**Given instruction**
Answer with one number: how many lines have "construed".

begin Provided data

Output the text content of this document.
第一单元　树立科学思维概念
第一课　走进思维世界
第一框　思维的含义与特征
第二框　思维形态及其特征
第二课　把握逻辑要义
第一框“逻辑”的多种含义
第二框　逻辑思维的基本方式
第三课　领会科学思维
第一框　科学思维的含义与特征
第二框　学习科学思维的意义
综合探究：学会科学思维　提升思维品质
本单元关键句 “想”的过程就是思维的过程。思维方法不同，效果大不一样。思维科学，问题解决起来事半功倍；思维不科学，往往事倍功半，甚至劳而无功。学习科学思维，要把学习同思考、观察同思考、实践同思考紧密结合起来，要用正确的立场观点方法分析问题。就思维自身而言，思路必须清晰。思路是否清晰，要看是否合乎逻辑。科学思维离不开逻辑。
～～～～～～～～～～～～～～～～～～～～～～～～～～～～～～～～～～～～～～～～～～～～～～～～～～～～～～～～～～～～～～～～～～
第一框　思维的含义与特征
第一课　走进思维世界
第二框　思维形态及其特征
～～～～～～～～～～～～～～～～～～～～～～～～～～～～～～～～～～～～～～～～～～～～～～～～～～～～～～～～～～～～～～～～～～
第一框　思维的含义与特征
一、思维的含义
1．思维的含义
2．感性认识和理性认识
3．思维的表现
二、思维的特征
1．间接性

end Provided data
begin Provided data

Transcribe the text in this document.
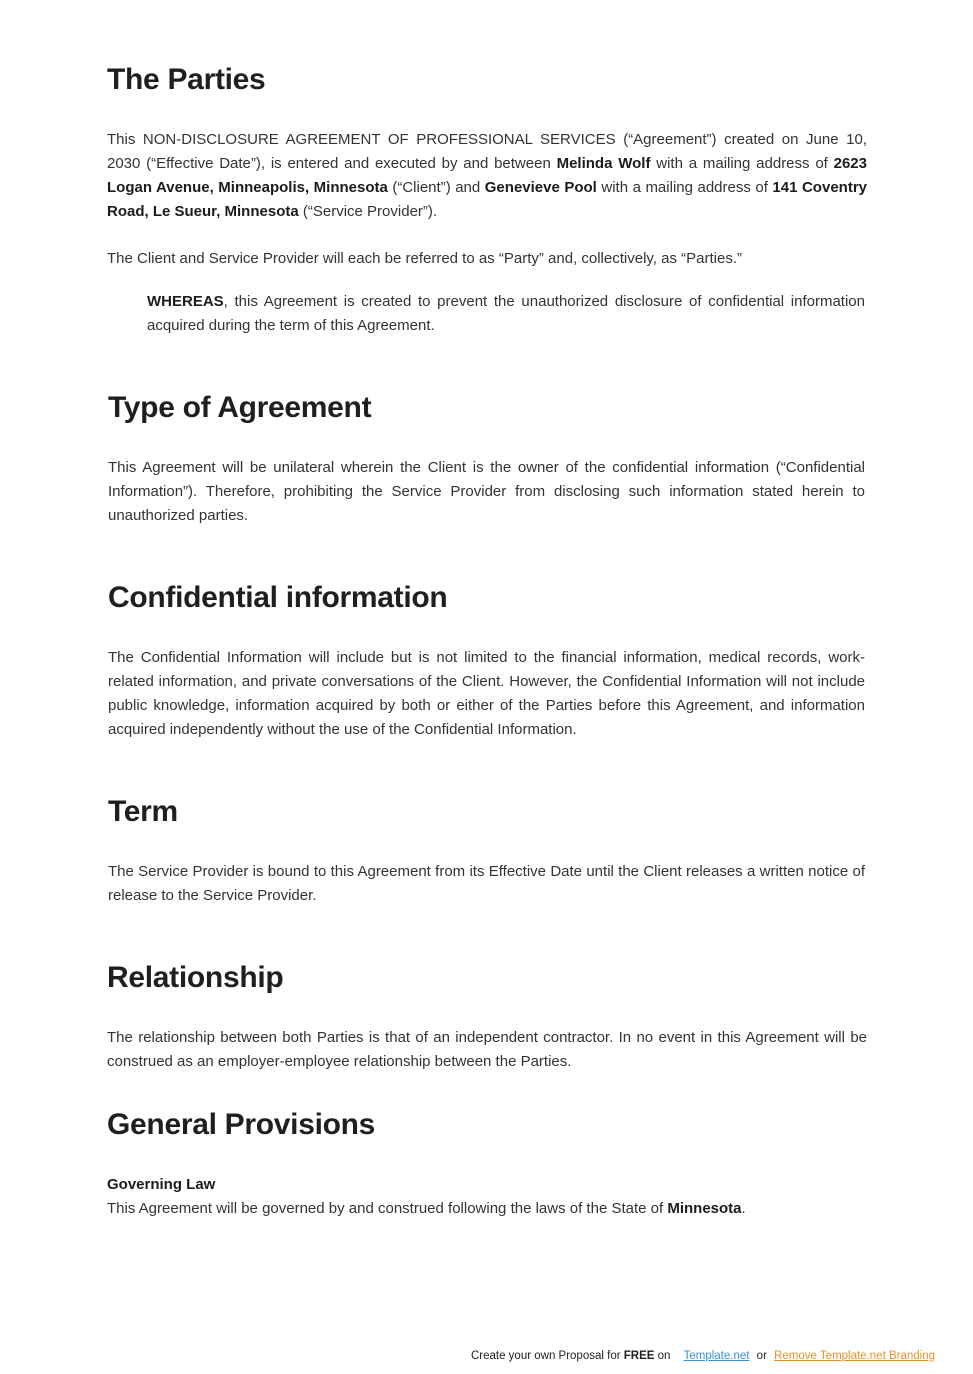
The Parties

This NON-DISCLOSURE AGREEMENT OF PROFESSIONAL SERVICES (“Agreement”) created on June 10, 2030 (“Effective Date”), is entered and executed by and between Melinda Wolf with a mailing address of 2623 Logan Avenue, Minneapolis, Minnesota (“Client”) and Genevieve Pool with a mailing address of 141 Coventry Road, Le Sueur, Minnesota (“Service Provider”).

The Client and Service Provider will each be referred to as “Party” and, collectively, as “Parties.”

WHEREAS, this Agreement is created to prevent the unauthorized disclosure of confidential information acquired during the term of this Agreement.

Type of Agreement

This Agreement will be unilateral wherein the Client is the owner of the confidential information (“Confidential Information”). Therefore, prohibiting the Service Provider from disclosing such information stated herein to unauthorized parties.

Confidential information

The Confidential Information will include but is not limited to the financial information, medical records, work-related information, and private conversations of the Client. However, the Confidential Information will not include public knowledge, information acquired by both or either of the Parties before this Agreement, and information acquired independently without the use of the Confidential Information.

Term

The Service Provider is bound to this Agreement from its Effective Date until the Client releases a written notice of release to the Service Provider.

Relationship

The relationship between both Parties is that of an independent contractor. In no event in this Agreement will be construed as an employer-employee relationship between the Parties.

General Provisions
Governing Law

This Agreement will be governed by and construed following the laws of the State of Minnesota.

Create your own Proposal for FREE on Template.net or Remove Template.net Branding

end Provided data
begin Provided data

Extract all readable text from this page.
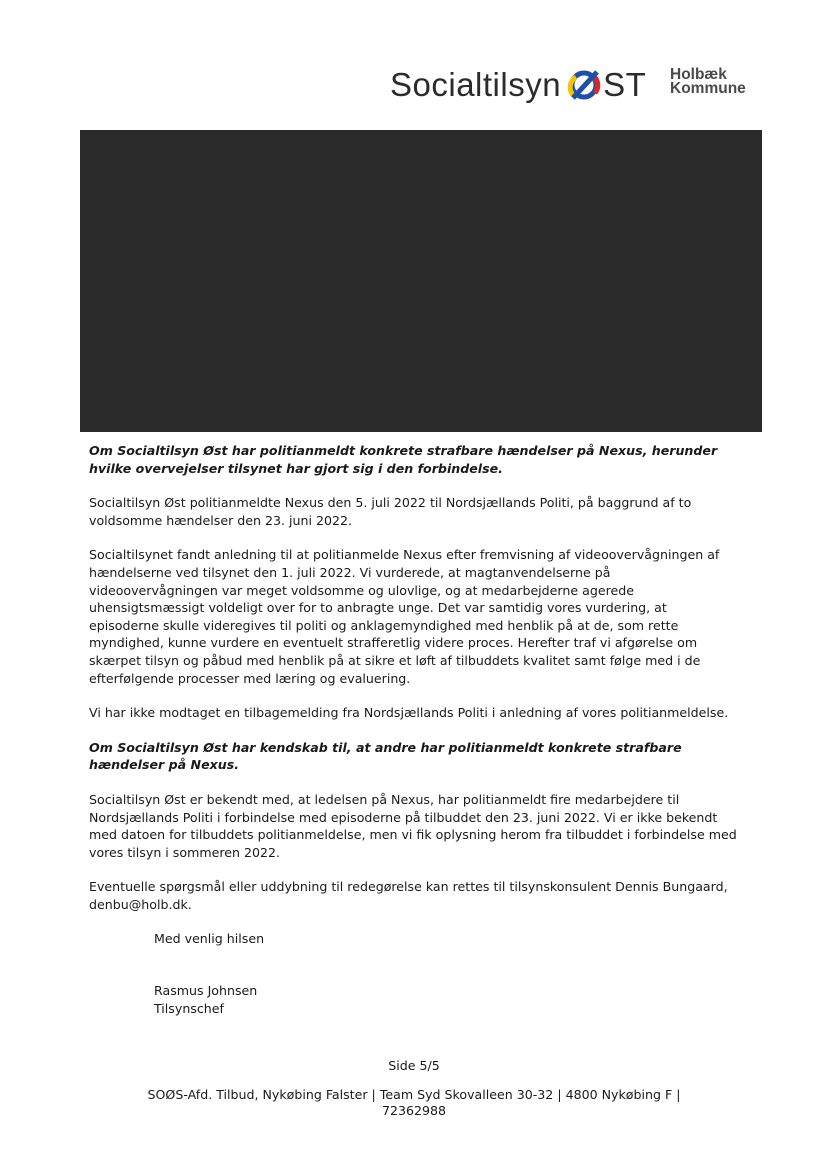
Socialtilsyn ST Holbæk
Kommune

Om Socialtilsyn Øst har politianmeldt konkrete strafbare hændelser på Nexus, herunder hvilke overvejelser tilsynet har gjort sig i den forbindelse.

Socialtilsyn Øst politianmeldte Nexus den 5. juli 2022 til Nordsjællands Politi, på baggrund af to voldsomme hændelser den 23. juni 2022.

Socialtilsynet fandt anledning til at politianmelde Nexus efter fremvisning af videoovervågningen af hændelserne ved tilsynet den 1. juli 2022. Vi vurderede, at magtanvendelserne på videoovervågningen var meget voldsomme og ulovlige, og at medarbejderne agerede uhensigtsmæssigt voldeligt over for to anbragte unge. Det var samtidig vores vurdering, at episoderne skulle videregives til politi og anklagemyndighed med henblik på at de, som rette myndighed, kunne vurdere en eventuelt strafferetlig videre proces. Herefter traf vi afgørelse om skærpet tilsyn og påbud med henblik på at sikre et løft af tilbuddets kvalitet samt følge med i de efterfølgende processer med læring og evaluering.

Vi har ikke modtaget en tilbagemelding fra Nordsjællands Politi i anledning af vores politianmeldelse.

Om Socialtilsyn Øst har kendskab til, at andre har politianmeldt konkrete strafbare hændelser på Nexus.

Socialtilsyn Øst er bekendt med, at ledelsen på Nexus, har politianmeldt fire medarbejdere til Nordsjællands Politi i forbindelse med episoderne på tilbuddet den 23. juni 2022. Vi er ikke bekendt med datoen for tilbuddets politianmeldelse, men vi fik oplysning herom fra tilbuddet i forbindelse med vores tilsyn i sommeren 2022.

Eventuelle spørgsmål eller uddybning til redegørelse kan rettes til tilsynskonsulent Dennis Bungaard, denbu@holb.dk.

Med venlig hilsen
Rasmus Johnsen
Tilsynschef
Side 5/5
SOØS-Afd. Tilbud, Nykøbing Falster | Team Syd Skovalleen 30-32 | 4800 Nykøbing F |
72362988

end Provided data

**Exercise solution**
2